* [About this exercise] A single number is wanted: how many lines of the data below include the string "Republic"?

----------------------------------------

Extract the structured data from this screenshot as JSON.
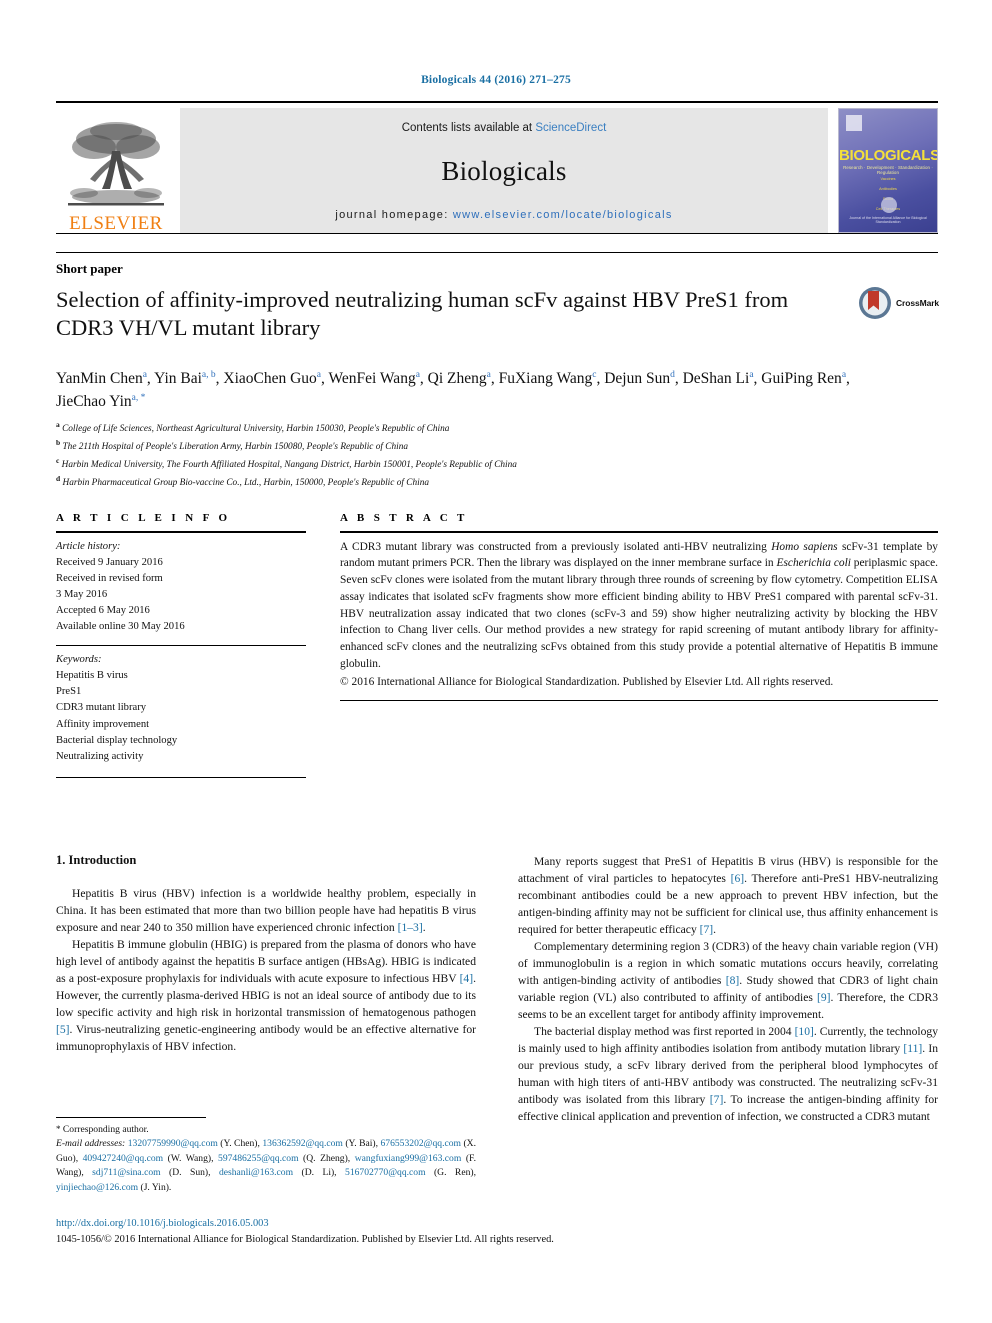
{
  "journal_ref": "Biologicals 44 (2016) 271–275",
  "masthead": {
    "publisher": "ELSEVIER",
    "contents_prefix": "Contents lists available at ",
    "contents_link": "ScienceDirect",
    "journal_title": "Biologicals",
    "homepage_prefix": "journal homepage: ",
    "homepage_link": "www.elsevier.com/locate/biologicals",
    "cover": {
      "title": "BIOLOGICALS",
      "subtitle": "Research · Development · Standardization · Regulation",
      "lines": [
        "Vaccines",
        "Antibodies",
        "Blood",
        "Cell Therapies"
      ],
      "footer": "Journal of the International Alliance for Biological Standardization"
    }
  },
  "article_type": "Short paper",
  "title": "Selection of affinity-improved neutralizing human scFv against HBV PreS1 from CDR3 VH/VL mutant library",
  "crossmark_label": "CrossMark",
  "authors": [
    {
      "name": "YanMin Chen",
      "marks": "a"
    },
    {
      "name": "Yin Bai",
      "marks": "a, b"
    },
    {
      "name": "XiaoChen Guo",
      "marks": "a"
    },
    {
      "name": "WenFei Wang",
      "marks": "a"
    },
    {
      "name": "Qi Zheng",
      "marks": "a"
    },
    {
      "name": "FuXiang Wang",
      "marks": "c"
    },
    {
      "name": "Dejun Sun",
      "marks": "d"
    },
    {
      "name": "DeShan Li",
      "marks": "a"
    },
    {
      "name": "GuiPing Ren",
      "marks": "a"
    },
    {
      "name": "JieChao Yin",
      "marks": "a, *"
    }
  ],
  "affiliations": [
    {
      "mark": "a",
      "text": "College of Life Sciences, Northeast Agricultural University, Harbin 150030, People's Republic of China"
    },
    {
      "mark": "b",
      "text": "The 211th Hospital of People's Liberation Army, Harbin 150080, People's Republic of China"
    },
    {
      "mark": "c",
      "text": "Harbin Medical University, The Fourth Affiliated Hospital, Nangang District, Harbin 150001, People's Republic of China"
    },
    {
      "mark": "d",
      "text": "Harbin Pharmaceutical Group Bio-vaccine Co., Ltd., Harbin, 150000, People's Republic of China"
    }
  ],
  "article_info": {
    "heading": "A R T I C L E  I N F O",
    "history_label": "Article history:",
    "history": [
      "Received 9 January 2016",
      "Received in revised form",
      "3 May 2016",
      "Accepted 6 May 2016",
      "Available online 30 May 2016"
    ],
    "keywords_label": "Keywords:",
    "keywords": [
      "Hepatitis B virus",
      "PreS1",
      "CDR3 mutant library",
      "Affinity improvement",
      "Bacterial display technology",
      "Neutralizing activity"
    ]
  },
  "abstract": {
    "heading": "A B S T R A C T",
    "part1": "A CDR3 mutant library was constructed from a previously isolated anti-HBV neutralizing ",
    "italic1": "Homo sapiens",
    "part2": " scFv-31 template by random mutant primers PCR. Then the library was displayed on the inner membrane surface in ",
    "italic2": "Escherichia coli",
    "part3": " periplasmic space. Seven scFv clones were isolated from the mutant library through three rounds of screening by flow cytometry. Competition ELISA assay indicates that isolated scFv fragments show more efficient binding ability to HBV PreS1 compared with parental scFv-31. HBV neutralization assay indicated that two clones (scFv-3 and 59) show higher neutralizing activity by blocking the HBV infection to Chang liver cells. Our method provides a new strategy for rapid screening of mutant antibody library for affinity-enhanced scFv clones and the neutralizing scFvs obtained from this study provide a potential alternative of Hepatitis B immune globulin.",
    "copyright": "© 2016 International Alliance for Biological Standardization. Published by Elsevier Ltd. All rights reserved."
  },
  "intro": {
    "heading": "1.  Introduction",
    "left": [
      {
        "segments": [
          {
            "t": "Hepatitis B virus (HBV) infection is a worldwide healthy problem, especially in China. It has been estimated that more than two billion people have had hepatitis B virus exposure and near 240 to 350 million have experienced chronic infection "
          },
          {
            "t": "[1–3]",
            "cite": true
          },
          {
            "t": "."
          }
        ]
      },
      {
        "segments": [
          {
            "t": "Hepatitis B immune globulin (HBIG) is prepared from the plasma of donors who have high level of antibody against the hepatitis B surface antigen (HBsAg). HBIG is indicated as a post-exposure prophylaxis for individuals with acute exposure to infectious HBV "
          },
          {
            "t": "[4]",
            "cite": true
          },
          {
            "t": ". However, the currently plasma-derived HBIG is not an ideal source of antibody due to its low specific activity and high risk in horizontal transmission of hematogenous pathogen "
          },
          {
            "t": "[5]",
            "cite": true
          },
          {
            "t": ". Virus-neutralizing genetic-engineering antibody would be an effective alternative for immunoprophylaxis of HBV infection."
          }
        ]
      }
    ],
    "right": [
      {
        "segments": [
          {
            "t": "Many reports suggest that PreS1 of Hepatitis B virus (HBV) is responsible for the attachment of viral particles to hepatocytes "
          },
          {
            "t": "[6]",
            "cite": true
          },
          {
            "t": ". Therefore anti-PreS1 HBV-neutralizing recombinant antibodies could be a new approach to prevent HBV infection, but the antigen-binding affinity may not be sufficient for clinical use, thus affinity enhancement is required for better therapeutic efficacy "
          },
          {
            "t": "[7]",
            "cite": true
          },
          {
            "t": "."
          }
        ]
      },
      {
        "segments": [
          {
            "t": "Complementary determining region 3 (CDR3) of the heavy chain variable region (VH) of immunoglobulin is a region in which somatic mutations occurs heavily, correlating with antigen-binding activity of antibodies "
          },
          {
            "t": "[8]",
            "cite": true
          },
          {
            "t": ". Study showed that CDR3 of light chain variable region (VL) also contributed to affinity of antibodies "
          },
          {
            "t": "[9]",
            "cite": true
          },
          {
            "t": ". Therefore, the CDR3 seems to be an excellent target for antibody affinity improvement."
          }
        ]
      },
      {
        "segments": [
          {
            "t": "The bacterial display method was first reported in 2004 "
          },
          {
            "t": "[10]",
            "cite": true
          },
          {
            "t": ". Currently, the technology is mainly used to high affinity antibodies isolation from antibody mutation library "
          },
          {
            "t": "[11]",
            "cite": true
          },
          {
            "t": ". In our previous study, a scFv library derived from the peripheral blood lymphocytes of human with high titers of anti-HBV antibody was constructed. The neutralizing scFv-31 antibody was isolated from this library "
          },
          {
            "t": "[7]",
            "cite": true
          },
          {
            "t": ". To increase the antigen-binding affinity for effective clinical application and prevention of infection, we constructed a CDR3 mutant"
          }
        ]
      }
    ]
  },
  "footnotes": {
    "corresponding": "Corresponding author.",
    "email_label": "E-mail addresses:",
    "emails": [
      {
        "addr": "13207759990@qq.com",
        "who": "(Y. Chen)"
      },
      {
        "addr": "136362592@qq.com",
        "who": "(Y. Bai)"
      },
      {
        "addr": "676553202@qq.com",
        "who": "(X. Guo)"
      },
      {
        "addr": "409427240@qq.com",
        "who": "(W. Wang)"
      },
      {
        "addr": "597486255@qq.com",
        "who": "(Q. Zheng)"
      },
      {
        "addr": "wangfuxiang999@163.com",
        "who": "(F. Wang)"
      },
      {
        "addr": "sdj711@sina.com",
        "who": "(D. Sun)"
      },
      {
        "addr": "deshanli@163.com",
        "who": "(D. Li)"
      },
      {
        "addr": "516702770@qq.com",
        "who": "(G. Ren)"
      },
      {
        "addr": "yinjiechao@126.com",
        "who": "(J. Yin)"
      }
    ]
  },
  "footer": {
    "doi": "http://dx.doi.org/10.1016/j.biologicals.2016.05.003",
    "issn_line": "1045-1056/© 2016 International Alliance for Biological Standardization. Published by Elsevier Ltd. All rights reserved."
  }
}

----------------------------------------

* [Output for this exercise] 4